PROBLEM REQUIREMENTS —
Look through the lines of the material and count those containing "vegetables". Give that count alone.

ITEMS —
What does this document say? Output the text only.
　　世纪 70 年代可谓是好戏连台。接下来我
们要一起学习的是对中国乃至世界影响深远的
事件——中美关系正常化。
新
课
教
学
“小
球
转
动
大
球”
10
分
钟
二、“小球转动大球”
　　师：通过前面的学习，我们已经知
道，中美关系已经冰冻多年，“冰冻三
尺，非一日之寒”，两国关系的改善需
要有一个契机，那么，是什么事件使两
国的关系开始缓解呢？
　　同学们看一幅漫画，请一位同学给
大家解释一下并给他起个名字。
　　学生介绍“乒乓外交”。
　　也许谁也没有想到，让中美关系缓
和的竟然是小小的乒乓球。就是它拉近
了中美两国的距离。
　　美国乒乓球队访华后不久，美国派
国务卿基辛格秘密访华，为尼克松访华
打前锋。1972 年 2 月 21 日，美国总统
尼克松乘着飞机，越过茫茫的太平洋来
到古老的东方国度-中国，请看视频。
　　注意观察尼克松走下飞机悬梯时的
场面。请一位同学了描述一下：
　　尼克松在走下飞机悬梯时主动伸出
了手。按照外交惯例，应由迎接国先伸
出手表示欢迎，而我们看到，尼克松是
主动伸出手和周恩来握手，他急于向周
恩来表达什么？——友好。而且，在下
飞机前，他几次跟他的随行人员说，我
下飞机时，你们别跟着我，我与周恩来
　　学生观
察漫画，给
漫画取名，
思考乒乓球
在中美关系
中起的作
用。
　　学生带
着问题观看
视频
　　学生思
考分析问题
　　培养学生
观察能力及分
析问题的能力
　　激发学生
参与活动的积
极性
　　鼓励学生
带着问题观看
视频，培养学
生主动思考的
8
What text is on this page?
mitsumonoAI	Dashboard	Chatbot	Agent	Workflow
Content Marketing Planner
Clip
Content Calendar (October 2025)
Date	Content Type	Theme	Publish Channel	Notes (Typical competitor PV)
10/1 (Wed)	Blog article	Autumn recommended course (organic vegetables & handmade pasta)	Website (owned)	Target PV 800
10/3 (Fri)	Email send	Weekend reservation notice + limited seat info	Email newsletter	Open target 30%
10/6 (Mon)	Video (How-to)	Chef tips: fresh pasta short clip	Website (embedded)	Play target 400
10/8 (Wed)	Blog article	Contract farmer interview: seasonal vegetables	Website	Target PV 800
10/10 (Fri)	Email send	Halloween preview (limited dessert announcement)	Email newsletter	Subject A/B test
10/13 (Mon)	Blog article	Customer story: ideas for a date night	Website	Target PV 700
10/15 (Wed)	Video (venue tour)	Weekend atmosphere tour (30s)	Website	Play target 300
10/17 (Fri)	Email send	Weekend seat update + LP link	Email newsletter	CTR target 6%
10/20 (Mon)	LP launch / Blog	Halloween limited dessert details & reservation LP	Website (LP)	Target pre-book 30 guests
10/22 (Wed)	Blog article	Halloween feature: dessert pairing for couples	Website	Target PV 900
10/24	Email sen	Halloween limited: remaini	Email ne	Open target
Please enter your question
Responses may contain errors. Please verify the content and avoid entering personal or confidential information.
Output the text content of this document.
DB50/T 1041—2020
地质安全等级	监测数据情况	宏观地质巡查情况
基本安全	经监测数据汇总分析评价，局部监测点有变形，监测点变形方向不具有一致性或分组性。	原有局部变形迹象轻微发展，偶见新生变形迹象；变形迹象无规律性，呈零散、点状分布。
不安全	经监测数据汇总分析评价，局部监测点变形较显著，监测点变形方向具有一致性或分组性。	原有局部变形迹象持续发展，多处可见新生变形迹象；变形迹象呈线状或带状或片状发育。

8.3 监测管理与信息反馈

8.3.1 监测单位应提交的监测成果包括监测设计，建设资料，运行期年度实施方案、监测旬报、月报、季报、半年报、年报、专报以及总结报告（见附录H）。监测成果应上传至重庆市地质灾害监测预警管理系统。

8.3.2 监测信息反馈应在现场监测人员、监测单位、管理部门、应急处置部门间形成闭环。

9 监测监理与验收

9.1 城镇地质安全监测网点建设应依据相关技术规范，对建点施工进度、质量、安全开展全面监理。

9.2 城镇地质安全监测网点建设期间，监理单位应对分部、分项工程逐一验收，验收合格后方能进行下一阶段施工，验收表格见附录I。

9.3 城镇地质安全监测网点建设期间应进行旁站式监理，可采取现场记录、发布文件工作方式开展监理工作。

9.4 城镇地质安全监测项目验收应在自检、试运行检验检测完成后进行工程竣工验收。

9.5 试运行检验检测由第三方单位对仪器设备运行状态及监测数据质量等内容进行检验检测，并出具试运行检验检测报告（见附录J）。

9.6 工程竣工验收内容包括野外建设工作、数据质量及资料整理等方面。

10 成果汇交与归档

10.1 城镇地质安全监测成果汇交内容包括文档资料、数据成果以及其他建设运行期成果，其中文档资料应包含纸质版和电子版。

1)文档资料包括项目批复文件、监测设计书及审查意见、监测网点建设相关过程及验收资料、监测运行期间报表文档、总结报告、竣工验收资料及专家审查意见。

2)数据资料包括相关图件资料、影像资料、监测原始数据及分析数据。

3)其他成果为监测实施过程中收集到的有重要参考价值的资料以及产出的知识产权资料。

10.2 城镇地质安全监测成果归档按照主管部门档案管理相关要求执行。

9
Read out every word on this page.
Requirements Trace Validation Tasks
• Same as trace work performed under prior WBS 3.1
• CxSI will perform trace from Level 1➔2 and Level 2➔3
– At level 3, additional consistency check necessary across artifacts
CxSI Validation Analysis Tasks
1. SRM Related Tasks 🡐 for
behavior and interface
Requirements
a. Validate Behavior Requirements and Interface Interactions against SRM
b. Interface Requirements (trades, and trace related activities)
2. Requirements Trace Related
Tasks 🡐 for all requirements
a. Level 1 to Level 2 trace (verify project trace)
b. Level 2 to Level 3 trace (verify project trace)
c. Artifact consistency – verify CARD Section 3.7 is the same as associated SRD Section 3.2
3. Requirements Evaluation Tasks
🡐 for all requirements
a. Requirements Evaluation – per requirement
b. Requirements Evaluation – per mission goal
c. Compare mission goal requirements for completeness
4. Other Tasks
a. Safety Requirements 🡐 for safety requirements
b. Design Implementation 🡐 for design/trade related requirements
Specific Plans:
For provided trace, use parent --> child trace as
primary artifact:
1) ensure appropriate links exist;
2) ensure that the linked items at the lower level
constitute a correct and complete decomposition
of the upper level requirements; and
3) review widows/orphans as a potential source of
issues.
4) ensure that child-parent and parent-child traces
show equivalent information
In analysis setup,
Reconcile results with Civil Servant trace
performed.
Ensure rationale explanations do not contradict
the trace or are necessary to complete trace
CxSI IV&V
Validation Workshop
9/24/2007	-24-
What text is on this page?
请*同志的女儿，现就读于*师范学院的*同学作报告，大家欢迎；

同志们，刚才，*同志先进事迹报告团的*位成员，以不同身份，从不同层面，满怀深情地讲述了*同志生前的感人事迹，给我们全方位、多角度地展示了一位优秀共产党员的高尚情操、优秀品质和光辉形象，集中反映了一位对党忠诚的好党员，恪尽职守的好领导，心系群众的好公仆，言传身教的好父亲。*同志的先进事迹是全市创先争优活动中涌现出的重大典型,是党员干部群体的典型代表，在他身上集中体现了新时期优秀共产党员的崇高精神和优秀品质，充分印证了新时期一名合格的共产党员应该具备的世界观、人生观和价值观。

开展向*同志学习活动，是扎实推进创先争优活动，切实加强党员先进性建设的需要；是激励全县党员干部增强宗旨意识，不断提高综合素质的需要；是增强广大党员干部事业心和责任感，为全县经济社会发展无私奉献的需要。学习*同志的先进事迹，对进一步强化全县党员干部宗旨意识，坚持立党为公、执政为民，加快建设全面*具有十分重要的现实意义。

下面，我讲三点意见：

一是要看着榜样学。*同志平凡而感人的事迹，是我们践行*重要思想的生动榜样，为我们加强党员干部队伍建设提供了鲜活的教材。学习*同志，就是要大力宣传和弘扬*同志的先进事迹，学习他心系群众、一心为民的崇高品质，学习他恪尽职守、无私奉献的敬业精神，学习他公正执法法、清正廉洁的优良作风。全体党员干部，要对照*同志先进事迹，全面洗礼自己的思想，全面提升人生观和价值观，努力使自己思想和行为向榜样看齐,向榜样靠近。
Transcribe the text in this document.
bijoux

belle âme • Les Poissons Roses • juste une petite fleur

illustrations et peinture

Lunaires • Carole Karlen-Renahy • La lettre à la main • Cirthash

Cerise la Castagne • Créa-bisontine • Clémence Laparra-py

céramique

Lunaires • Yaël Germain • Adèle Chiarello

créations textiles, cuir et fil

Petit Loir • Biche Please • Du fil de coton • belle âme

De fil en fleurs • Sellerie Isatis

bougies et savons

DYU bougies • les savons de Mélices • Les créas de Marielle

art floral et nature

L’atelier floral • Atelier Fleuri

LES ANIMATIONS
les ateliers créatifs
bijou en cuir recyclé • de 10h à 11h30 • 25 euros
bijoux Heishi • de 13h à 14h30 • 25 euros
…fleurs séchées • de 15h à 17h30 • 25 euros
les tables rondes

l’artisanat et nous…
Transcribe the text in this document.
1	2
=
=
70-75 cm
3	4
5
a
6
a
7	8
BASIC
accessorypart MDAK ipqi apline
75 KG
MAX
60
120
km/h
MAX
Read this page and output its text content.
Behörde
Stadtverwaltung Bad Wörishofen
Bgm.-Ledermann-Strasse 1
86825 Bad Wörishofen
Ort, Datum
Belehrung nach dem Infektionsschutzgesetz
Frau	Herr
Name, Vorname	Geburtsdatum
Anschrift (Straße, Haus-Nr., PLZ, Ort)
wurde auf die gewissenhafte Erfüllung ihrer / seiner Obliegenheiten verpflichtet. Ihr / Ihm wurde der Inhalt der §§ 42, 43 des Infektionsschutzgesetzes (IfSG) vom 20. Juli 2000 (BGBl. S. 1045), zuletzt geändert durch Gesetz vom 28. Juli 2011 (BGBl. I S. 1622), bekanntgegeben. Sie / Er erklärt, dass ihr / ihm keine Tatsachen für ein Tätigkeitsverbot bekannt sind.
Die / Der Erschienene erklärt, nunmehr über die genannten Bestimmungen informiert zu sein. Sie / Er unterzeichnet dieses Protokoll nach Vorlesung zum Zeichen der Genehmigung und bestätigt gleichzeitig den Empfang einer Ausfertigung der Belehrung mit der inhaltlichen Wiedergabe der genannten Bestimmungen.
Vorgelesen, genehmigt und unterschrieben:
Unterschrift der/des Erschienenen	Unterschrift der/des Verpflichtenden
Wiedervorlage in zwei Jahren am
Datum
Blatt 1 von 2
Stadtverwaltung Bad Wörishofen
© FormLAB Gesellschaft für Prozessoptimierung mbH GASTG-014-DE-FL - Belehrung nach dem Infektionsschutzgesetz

EXERCISE RESULT —
2